Exercise brief:
Return all of the entries exactly as written.

Raw records
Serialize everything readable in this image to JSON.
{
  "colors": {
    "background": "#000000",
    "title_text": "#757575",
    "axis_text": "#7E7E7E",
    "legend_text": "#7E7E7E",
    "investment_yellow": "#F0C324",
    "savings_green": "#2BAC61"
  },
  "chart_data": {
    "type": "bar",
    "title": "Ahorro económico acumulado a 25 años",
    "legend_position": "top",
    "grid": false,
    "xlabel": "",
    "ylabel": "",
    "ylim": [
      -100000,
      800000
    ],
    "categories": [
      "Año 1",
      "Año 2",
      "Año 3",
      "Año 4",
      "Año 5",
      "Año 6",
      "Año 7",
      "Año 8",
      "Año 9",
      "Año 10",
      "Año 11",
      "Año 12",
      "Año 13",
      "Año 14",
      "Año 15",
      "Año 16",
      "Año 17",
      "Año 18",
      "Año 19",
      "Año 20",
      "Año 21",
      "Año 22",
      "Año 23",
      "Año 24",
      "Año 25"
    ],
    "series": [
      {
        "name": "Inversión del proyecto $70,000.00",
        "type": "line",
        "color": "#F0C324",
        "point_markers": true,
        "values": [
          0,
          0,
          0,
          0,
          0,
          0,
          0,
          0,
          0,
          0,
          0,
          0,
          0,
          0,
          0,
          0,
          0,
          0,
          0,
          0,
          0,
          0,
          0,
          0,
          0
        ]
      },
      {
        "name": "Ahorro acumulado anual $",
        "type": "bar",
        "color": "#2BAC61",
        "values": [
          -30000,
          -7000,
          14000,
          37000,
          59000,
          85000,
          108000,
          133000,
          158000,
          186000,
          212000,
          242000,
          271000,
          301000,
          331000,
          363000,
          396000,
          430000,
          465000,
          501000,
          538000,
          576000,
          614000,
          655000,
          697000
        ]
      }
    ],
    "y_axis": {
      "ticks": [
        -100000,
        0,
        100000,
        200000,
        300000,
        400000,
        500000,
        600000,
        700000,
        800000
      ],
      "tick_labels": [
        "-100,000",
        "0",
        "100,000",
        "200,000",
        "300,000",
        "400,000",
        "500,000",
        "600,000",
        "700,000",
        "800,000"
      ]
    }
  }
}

Worked answer:
Serialize everything readable in this image to JSON.
{
  "colors": {
    "background": "#000000",
    "title_text": "#757575",
    "axis_text": "#7E7E7E",
    "legend_text": "#7E7E7E",
    "investment_yellow": "#F0C324",
    "savings_green": "#2BAC61"
  },
  "chart_data": {
    "type": "bar",
    "title": "Ahorro económico acumulado a 25 años",
    "legend_position": "top",
    "grid": false,
    "xlabel": "",
    "ylabel": "",
    "ylim": [
      -100000,
      800000
    ],
    "categories": [
      "Año 1",
      "Año 2",
      "Año 3",
      "Año 4",
      "Año 5",
      "Año 6",
      "Año 7",
      "Año 8",
      "Año 9",
      "Año 10",
      "Año 11",
      "Año 12",
      "Año 13",
      "Año 14",
      "Año 15",
      "Año 16",
      "Año 17",
      "Año 18",
      "Año 19",
      "Año 20",
      "Año 21",
      "Año 22",
      "Año 23",
      "Año 24",
      "Año 25"
    ],
    "series": [
      {
        "name": "Inversión del proyecto $70,000.00",
        "type": "line",
        "color": "#F0C324",
        "point_markers": true,
        "values": [
          0,
          0,
          0,
          0,
          0,
          0,
          0,
          0,
          0,
          0,
          0,
          0,
          0,
          0,
          0,
          0,
          0,
          0,
          0,
          0,
          0,
          0,
          0,
          0,
          0
        ]
      },
      {
        "name": "Ahorro acumulado anual $",
        "type": "bar",
        "color": "#2BAC61",
        "values": [
          -30000,
          -7000,
          14000,
          37000,
          59000,
          85000,
          108000,
          133000,
          158000,
          186000,
          212000,
          242000,
          271000,
          301000,
          331000,
          363000,
          396000,
          430000,
          465000,
          501000,
          538000,
          576000,
          614000,
          655000,
          697000
        ]
      }
    ],
    "y_axis": {
      "ticks": [
        -100000,
        0,
        100000,
        200000,
        300000,
        400000,
        500000,
        600000,
        700000,
        800000
      ],
      "tick_labels": [
        "-100,000",
        "0",
        "100,000",
        "200,000",
        "300,000",
        "400,000",
        "500,000",
        "600,000",
        "700,000",
        "800,000"
      ]
    }
  }
}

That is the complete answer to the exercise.